## Begin Data

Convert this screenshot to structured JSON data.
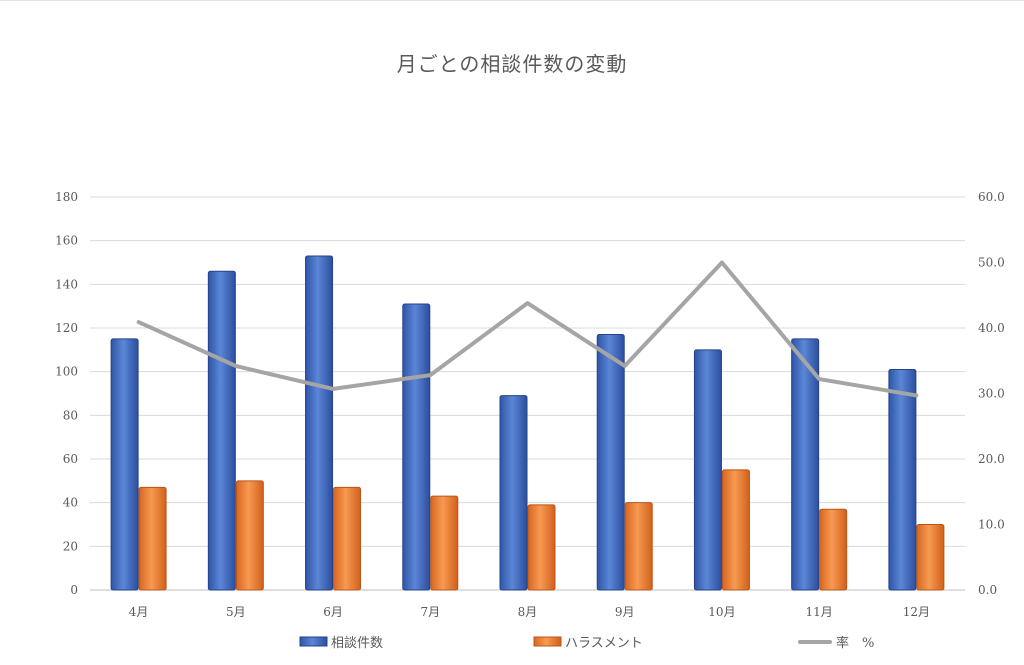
{
  "chart_data": {
    "type": "bar",
    "title": "月ごとの相談件数の変動",
    "categories": [
      "4月",
      "5月",
      "6月",
      "7月",
      "8月",
      "9月",
      "10月",
      "11月",
      "12月"
    ],
    "series": [
      {
        "name": "相談件数",
        "type": "bar",
        "axis": "left",
        "color": "#4472C4",
        "values": [
          115,
          146,
          153,
          131,
          89,
          117,
          110,
          115,
          101
        ]
      },
      {
        "name": "ハラスメント",
        "type": "bar",
        "axis": "left",
        "color": "#ED7D31",
        "values": [
          47,
          50,
          47,
          43,
          39,
          40,
          55,
          37,
          30
        ]
      },
      {
        "name": "率　%",
        "type": "line",
        "axis": "right",
        "color": "#A5A5A5",
        "values": [
          40.9,
          34.2,
          30.7,
          32.8,
          43.8,
          34.2,
          50.0,
          32.2,
          29.7
        ]
      }
    ],
    "y_left": {
      "ylim": [
        0,
        180
      ],
      "ticks": [
        "0",
        "20",
        "40",
        "60",
        "80",
        "100",
        "120",
        "140",
        "160",
        "180"
      ]
    },
    "y_right": {
      "ylim": [
        0,
        60
      ],
      "ticks": [
        "0.0",
        "10.0",
        "20.0",
        "30.0",
        "40.0",
        "50.0",
        "60.0"
      ]
    },
    "grid": true,
    "legend": "bottom"
  }
}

## End Data

# [Task objective]
Only a number is wanted: how many lines of the material above hold "color"?

# [Answer to the task]
3